◆ **练习**:
把介绍 pg_stat_plans 的原文中从“2. 下载后解压到 $PG_SRC/contrib/”到“使用create extension 安装.”之间的文字一字不差地抄下来，首尾两处都包括在内。

◆ **原文**:
执行计划维度统计判断执行计划翻转统计每种执行计划的统计信息 use pg_stat_plans in PostgreSQL 9.0, 9.1 and 9.2

11 minute read

背景

pg_stat_plans 类似于auto_explain和pg_stat_statements的结合. 或者说它是从pg_stat_statements扩展而来.

pg_stat_statements一般被用来跟踪数据库中执行的SQL语句的次数, 共计执行时间, 块扫描的信息等等. 如下 :

       Column        |       Type       | Modifiers                                                                                   
---------------------+------------------+-----------                                                                                  
 userid              | oid              |   
 dbid                | oid              |   
 query               | text             |   
 calls               | bigint           |   
 total_time          | double precision |   
 rows                | bigint           |   
 shared_blks_hit     | bigint           |   
 shared_blks_read    | bigint           |   
 shared_blks_dirtied | bigint           |   
 shared_blks_written | bigint           |   
 local_blks_hit      | bigint           |   
 local_blks_read     | bigint           |   
 local_blks_dirtied  | bigint           |   
 local_blks_written  | bigint           |   
 temp_blks_read      | bigint           |   
 temp_blks_written   | bigint           |   
 blk_read_time       | double precision |   
 blk_write_time      | double precision |   

而pg_stat_plans呢? 除了记录调用次数, 共计执行时间以外, 还需要记录planid(从query tree hash而来), 如下 :

       Column        |       Type       | Modifiers   
---------------------+------------------+-----------  
 userid              | oid              |   
 dbid                | oid              |   
 planid              | oid              |   
 query               | text             |   
 had_our_search_path | boolean          |   
 query_valid         | boolean          |   
 calls               | bigint           |   
 total_time          | double precision |   
 rows                | bigint           |   
 shared_blks_hit     | bigint           |   
 shared_blks_read    | bigint           |   
 shared_blks_written | bigint           |   
 local_blks_hit      | bigint           |   
 local_blks_read     | bigint           |   
 local_blks_written  | bigint           |   
 temp_blks_read      | bigint           |   
 temp_blks_written   | bigint           |   
 last_startup_cost   | double precision |   
 last_total_cost     | double precision |   

换句话说, pg_stat_plans并没有真正记录explain的内容, 而是换算成了hash值, 这可以省去不少存储空间, 因为这些都是消耗内存的.

pg_stat_plans需要的共享内存在数据库启动时就被分配, 约等于pg_stat_plans.max * plans_query_size bytes;

安装

1. 下载

https://github.com/2ndQuadrant/pg_stat_plans.git

2. 下载后解压到 $PG_SRC/contrib/

3. 编译安装需要用到pg_config, 所以需要把它放到PATH中.

su - root  
. /home/postgres/.bash_profile  
cd $PG_SRC/contrib/pg_stat_plans/  
gmake clean  
gmake  
gmake install  

4. 9.1和9.2 使用create extension 安装.

◆ **数据摘录**:
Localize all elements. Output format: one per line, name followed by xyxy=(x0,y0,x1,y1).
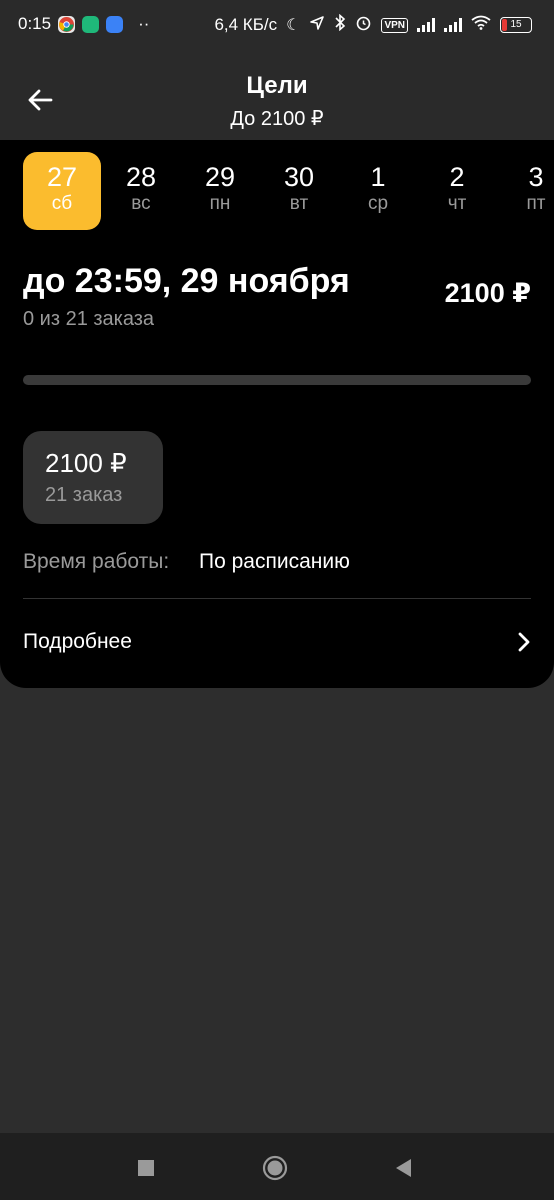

◆ **完整回答**:
2. 下载后解压到 $PG_SRC/contrib/

3. 编译安装需要用到pg_config, 所以需要把它放到PATH中.

su - root  
. /home/postgres/.bash_profile  
cd $PG_SRC/contrib/pg_stat_plans/  
gmake clean  
gmake  
gmake install  

4. 9.1和9.2 使用create extension 安装.